§ **What is expected**:
Print the whole listing exactly.

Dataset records
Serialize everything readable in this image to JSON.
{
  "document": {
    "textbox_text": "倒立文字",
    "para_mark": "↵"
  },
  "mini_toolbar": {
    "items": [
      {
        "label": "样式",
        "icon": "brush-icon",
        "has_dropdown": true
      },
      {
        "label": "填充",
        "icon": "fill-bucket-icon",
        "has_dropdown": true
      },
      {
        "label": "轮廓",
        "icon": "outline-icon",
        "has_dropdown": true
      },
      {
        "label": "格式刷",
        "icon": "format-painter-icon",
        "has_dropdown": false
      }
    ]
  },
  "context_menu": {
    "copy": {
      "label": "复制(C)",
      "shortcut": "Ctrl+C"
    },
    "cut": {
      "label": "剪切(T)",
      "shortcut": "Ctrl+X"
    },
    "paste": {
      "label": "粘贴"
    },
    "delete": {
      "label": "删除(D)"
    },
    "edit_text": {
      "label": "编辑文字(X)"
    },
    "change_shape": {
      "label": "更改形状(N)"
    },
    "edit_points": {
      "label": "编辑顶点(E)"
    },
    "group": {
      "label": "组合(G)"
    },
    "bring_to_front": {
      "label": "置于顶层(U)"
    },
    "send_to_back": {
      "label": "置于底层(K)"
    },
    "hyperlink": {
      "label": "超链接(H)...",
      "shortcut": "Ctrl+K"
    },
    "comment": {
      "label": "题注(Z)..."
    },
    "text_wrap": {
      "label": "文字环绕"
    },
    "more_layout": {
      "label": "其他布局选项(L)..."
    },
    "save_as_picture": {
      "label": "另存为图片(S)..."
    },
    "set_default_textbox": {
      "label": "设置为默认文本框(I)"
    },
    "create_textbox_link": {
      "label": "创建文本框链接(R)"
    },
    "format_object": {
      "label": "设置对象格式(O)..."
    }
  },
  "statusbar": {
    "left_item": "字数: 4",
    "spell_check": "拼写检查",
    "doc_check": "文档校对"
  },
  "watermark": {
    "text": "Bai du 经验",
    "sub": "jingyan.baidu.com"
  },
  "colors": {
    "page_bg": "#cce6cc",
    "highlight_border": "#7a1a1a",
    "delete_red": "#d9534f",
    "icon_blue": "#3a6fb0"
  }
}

§ **Completed exercise**:
Serialize everything readable in this image to JSON.
{
  "document": {
    "textbox_text": "倒立文字",
    "para_mark": "↵"
  },
  "mini_toolbar": {
    "items": [
      {
        "label": "样式",
        "icon": "brush-icon",
        "has_dropdown": true
      },
      {
        "label": "填充",
        "icon": "fill-bucket-icon",
        "has_dropdown": true
      },
      {
        "label": "轮廓",
        "icon": "outline-icon",
        "has_dropdown": true
      },
      {
        "label": "格式刷",
        "icon": "format-painter-icon",
        "has_dropdown": false
      }
    ]
  },
  "context_menu": {
    "copy": {
      "label": "复制(C)",
      "shortcut": "Ctrl+C"
    },
    "cut": {
      "label": "剪切(T)",
      "shortcut": "Ctrl+X"
    },
    "paste": {
      "label": "粘贴"
    },
    "delete": {
      "label": "删除(D)"
    },
    "edit_text": {
      "label": "编辑文字(X)"
    },
    "change_shape": {
      "label": "更改形状(N)"
    },
    "edit_points": {
      "label": "编辑顶点(E)"
    },
    "group": {
      "label": "组合(G)"
    },
    "bring_to_front": {
      "label": "置于顶层(U)"
    },
    "send_to_back": {
      "label": "置于底层(K)"
    },
    "hyperlink": {
      "label": "超链接(H)...",
      "shortcut": "Ctrl+K"
    },
    "comment": {
      "label": "题注(Z)..."
    },
    "text_wrap": {
      "label": "文字环绕"
    },
    "more_layout": {
      "label": "其他布局选项(L)..."
    },
    "save_as_picture": {
      "label": "另存为图片(S)..."
    },
    "set_default_textbox": {
      "label": "设置为默认文本框(I)"
    },
    "create_textbox_link": {
      "label": "创建文本框链接(R)"
    },
    "format_object": {
      "label": "设置对象格式(O)..."
    }
  },
  "statusbar": {
    "left_item": "字数: 4",
    "spell_check": "拼写检查",
    "doc_check": "文档校对"
  },
  "watermark": {
    "text": "Bai du 经验",
    "sub": "jingyan.baidu.com"
  },
  "colors": {
    "page_bg": "#cce6cc",
    "highlight_border": "#7a1a1a",
    "delete_red": "#d9534f",
    "icon_blue": "#3a6fb0"
  }
}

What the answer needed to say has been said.